▶ _DATA PROVIDED_
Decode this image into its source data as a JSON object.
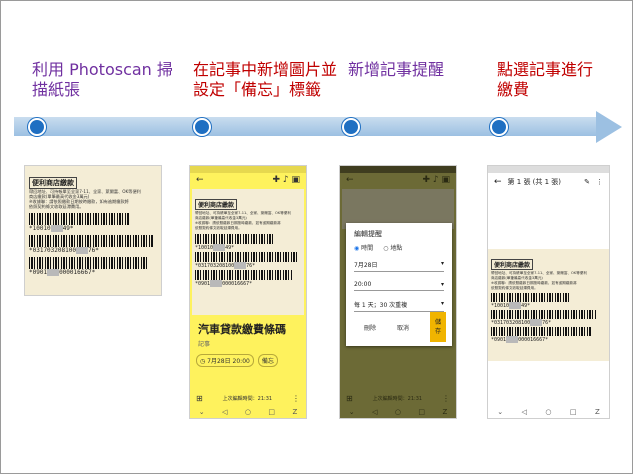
{
  "steps": [
    {
      "label_line1": "利用 Photoscan 掃",
      "label_line2": "描紙張",
      "color": "#7030a0"
    },
    {
      "label_line1": "在記事中新增圖片並",
      "label_line2": "設定「備忘」標籤",
      "color": "#c00000"
    },
    {
      "label_line1": "新增記事提醒",
      "label_line2": "",
      "color": "#7030a0"
    },
    {
      "label_line1": "點選記事進行",
      "label_line2": "繳費",
      "color": "#c00000"
    }
  ],
  "receipt": {
    "title": "便利商店繳款",
    "line1": "帶回地址、可持帳單至全家7-11、全家、萊爾富、OK等便利",
    "line2": "商店繳款(單筆最高代收金3萬元)",
    "line3": "※收據聯：請依照繳款日期按時繳款，如有逾期繳款將",
    "line4": "依照契約條文收取延滯費用。",
    "code1": "*10010",
    "code1b": "49*",
    "code2": "*031703208100",
    "code2b": "76*",
    "code3": "*0901",
    "code3b": "000016667*"
  },
  "phone2": {
    "note_title": "汽車貸款繳費條碼",
    "note_sub": "記事",
    "reminder": "7月28日 20:00",
    "label_chip": "備忘",
    "edited": "上次編輯時間：21:31"
  },
  "phone3": {
    "dialog_title": "編輯提醒",
    "opt_time": "時間",
    "opt_place": "地點",
    "date": "7月28日",
    "time": "20:00",
    "repeat": "每 1 天；30 次重複",
    "btn_delete": "刪除",
    "btn_cancel": "取消",
    "btn_save": "儲存",
    "edited": "上次編輯時間：21:31"
  },
  "phone4": {
    "header": "第 1 張 (共 1 張)"
  },
  "colors": {
    "arrow": "#9cc0e2",
    "dot": "#1f6fc2",
    "keep_yellow": "#fef25d",
    "dark_olive": "#6c6a36",
    "save_orange": "#f0b400"
  }
}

▶ _WHAT NEEDS TO BE DONE_
All preceding records should be duplicated verbatim, images excepted.

▶ _TASK OUTPUT_
Decode this image into its source data as a JSON object.
{
  "steps": [
    {
      "label_line1": "利用 Photoscan 掃",
      "label_line2": "描紙張",
      "color": "#7030a0"
    },
    {
      "label_line1": "在記事中新增圖片並",
      "label_line2": "設定「備忘」標籤",
      "color": "#c00000"
    },
    {
      "label_line1": "新增記事提醒",
      "label_line2": "",
      "color": "#7030a0"
    },
    {
      "label_line1": "點選記事進行",
      "label_line2": "繳費",
      "color": "#c00000"
    }
  ],
  "receipt": {
    "title": "便利商店繳款",
    "line1": "帶回地址、可持帳單至全家7-11、全家、萊爾富、OK等便利",
    "line2": "商店繳款(單筆最高代收金3萬元)",
    "line3": "※收據聯：請依照繳款日期按時繳款，如有逾期繳款將",
    "line4": "依照契約條文收取延滯費用。",
    "code1": "*10010",
    "code1b": "49*",
    "code2": "*031703208100",
    "code2b": "76*",
    "code3": "*0901",
    "code3b": "000016667*"
  },
  "phone2": {
    "note_title": "汽車貸款繳費條碼",
    "note_sub": "記事",
    "reminder": "7月28日 20:00",
    "label_chip": "備忘",
    "edited": "上次編輯時間：21:31"
  },
  "phone3": {
    "dialog_title": "編輯提醒",
    "opt_time": "時間",
    "opt_place": "地點",
    "date": "7月28日",
    "time": "20:00",
    "repeat": "每 1 天；30 次重複",
    "btn_delete": "刪除",
    "btn_cancel": "取消",
    "btn_save": "儲存",
    "edited": "上次編輯時間：21:31"
  },
  "phone4": {
    "header": "第 1 張 (共 1 張)"
  },
  "colors": {
    "arrow": "#9cc0e2",
    "dot": "#1f6fc2",
    "keep_yellow": "#fef25d",
    "dark_olive": "#6c6a36",
    "save_orange": "#f0b400"
  }
}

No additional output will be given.